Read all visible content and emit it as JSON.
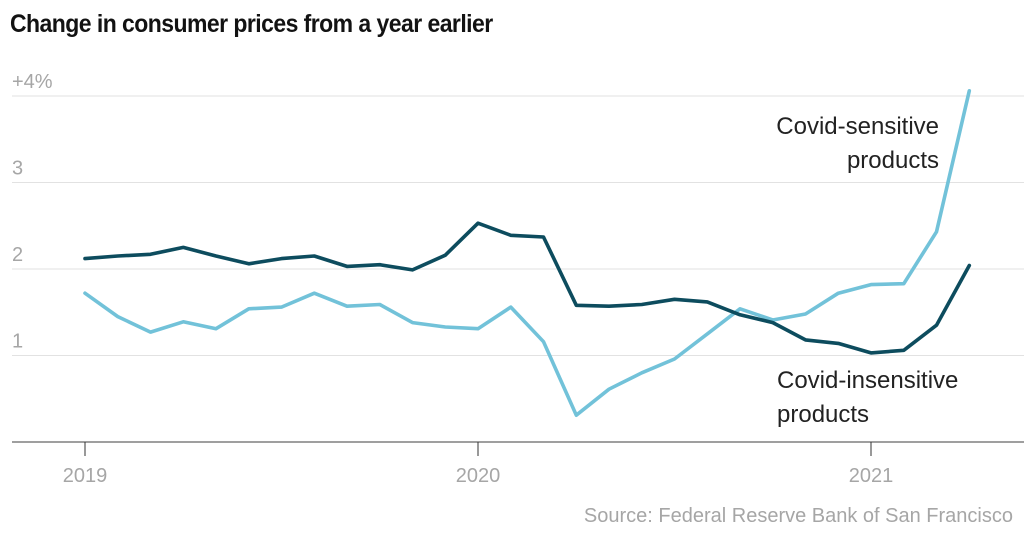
{
  "chart_data": {
    "type": "line",
    "title": "Change in consumer prices from a year earlier",
    "xlabel": "",
    "ylabel": "",
    "ylim": [
      0,
      4
    ],
    "yticks": [
      {
        "value": 4,
        "label": "+4%"
      },
      {
        "value": 3,
        "label": "3"
      },
      {
        "value": 2,
        "label": "2"
      },
      {
        "value": 1,
        "label": "1"
      }
    ],
    "xticks": [
      {
        "index": 0,
        "label": "2019"
      },
      {
        "index": 12,
        "label": "2020"
      },
      {
        "index": 24,
        "label": "2021"
      }
    ],
    "x_period": "monthly, Jan 2019 - Apr 2021",
    "grid": true,
    "series": [
      {
        "name": "Covid-sensitive products",
        "label_lines": [
          "Covid-sensitive",
          "products"
        ],
        "color": "#72c2d9",
        "values": [
          1.72,
          1.45,
          1.27,
          1.39,
          1.31,
          1.54,
          1.56,
          1.72,
          1.57,
          1.59,
          1.38,
          1.33,
          1.31,
          1.56,
          1.16,
          0.31,
          0.61,
          0.8,
          0.96,
          1.25,
          1.54,
          1.41,
          1.48,
          1.72,
          1.82,
          1.83,
          2.43,
          4.06
        ]
      },
      {
        "name": "Covid-insensitive products",
        "label_lines": [
          "Covid-insensitive",
          "products"
        ],
        "color": "#0d4c5e",
        "values": [
          2.12,
          2.15,
          2.17,
          2.25,
          2.15,
          2.06,
          2.12,
          2.15,
          2.03,
          2.05,
          1.99,
          2.16,
          2.53,
          2.39,
          2.37,
          1.58,
          1.57,
          1.59,
          1.65,
          1.62,
          1.47,
          1.38,
          1.18,
          1.14,
          1.03,
          1.06,
          1.35,
          2.04
        ]
      }
    ],
    "source": "Source: Federal Reserve Bank of San Francisco"
  }
}
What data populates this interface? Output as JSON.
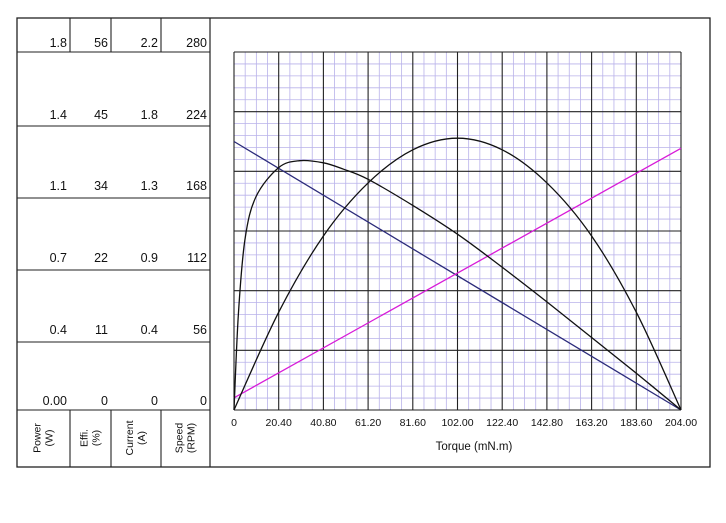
{
  "chart_data": {
    "type": "line",
    "xlabel": "Torque (mN.m)",
    "x_ticks": [
      "0",
      "20.40",
      "40.80",
      "61.20",
      "81.60",
      "102.00",
      "122.40",
      "142.80",
      "163.20",
      "183.60",
      "204.00"
    ],
    "xlim": [
      0,
      204
    ],
    "grid": true,
    "axes": [
      {
        "name": "Power",
        "unit": "(W)",
        "ticks": [
          "0.00",
          "0.4",
          "0.7",
          "1.1",
          "1.4",
          "1.8"
        ],
        "lim": [
          0,
          1.8
        ]
      },
      {
        "name": "Effi.",
        "unit": "(%)",
        "ticks": [
          "0",
          "11",
          "22",
          "34",
          "45",
          "56"
        ],
        "lim": [
          0,
          56
        ]
      },
      {
        "name": "Current",
        "unit": "(A)",
        "ticks": [
          "0",
          "0.4",
          "0.9",
          "1.3",
          "1.8",
          "2.2"
        ],
        "lim": [
          0,
          2.2
        ]
      },
      {
        "name": "Speed",
        "unit": "(RPM)",
        "ticks": [
          "0",
          "56",
          "112",
          "168",
          "224",
          "280"
        ],
        "lim": [
          0,
          280
        ]
      }
    ],
    "series": [
      {
        "axis": "Speed",
        "color": "#2b2b7a",
        "x": [
          0,
          204
        ],
        "y": [
          252,
          0
        ]
      },
      {
        "axis": "Current",
        "color": "#d81bd8",
        "x": [
          0,
          204
        ],
        "y": [
          0.09,
          1.93
        ]
      },
      {
        "axis": "Power",
        "color": "#111111",
        "x": [
          0,
          20.4,
          40.8,
          61.2,
          81.6,
          102,
          122.4,
          142.8,
          163.2,
          183.6,
          204
        ],
        "y": [
          0,
          0.59,
          1.05,
          1.37,
          1.57,
          1.64,
          1.57,
          1.37,
          1.05,
          0.59,
          0
        ]
      },
      {
        "axis": "Effi.",
        "color": "#111111",
        "x": [
          0,
          2,
          5,
          10,
          20.4,
          30,
          40.8,
          50,
          61.2,
          81.6,
          102,
          122.4,
          142.8,
          163.2,
          183.6,
          204
        ],
        "y": [
          0,
          18,
          32,
          40,
          45.5,
          46.8,
          46.4,
          45.2,
          43.3,
          38.4,
          33,
          26.8,
          20.3,
          13.6,
          6.9,
          0
        ]
      }
    ]
  }
}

────

Exclude the images and reproduce the remaining data exactly.

Read all visible content and emit it as JSON.
{
  "chart_data": {
    "type": "line",
    "title": "Change in consumer prices from a year earlier",
    "xlabel": "",
    "ylabel": "",
    "ylim": [
      0,
      4
    ],
    "yticks": [
      {
        "value": 4,
        "label": "+4%"
      },
      {
        "value": 3,
        "label": "3"
      },
      {
        "value": 2,
        "label": "2"
      },
      {
        "value": 1,
        "label": "1"
      }
    ],
    "xticks": [
      {
        "index": 0,
        "label": "2019"
      },
      {
        "index": 12,
        "label": "2020"
      },
      {
        "index": 24,
        "label": "2021"
      }
    ],
    "x_period": "monthly, Jan 2019 - Apr 2021",
    "grid": true,
    "series": [
      {
        "name": "Covid-sensitive products",
        "label_lines": [
          "Covid-sensitive",
          "products"
        ],
        "color": "#72c2d9",
        "values": [
          1.72,
          1.45,
          1.27,
          1.39,
          1.31,
          1.54,
          1.56,
          1.72,
          1.57,
          1.59,
          1.38,
          1.33,
          1.31,
          1.56,
          1.16,
          0.31,
          0.61,
          0.8,
          0.96,
          1.25,
          1.54,
          1.41,
          1.48,
          1.72,
          1.82,
          1.83,
          2.43,
          4.06
        ]
      },
      {
        "name": "Covid-insensitive products",
        "label_lines": [
          "Covid-insensitive",
          "products"
        ],
        "color": "#0d4c5e",
        "values": [
          2.12,
          2.15,
          2.17,
          2.25,
          2.15,
          2.06,
          2.12,
          2.15,
          2.03,
          2.05,
          1.99,
          2.16,
          2.53,
          2.39,
          2.37,
          1.58,
          1.57,
          1.59,
          1.65,
          1.62,
          1.47,
          1.38,
          1.18,
          1.14,
          1.03,
          1.06,
          1.35,
          2.04
        ]
      }
    ],
    "source": "Source: Federal Reserve Bank of San Francisco"
  }
}
What data populates this interface? Output as JSON.
{
  "chart_data": {
    "type": "line",
    "xlabel": "Torque (mN.m)",
    "x_ticks": [
      "0",
      "20.40",
      "40.80",
      "61.20",
      "81.60",
      "102.00",
      "122.40",
      "142.80",
      "163.20",
      "183.60",
      "204.00"
    ],
    "xlim": [
      0,
      204
    ],
    "grid": true,
    "axes": [
      {
        "name": "Power",
        "unit": "(W)",
        "ticks": [
          "0.00",
          "0.4",
          "0.7",
          "1.1",
          "1.4",
          "1.8"
        ],
        "lim": [
          0,
          1.8
        ]
      },
      {
        "name": "Effi.",
        "unit": "(%)",
        "ticks": [
          "0",
          "11",
          "22",
          "34",
          "45",
          "56"
        ],
        "lim": [
          0,
          56
        ]
      },
      {
        "name": "Current",
        "unit": "(A)",
        "ticks": [
          "0",
          "0.4",
          "0.9",
          "1.3",
          "1.8",
          "2.2"
        ],
        "lim": [
          0,
          2.2
        ]
      },
      {
        "name": "Speed",
        "unit": "(RPM)",
        "ticks": [
          "0",
          "56",
          "112",
          "168",
          "224",
          "280"
        ],
        "lim": [
          0,
          280
        ]
      }
    ],
    "series": [
      {
        "axis": "Speed",
        "color": "#2b2b7a",
        "x": [
          0,
          204
        ],
        "y": [
          252,
          0
        ]
      },
      {
        "axis": "Current",
        "color": "#d81bd8",
        "x": [
          0,
          204
        ],
        "y": [
          0.09,
          1.93
        ]
      },
      {
        "axis": "Power",
        "color": "#111111",
        "x": [
          0,
          20.4,
          40.8,
          61.2,
          81.6,
          102,
          122.4,
          142.8,
          163.2,
          183.6,
          204
        ],
        "y": [
          0,
          0.59,
          1.05,
          1.37,
          1.57,
          1.64,
          1.57,
          1.37,
          1.05,
          0.59,
          0
        ]
      },
      {
        "axis": "Effi.",
        "color": "#111111",
        "x": [
          0,
          2,
          5,
          10,
          20.4,
          30,
          40.8,
          50,
          61.2,
          81.6,
          102,
          122.4,
          142.8,
          163.2,
          183.6,
          204
        ],
        "y": [
          0,
          18,
          32,
          40,
          45.5,
          46.8,
          46.4,
          45.2,
          43.3,
          38.4,
          33,
          26.8,
          20.3,
          13.6,
          6.9,
          0
        ]
      }
    ]
  }
}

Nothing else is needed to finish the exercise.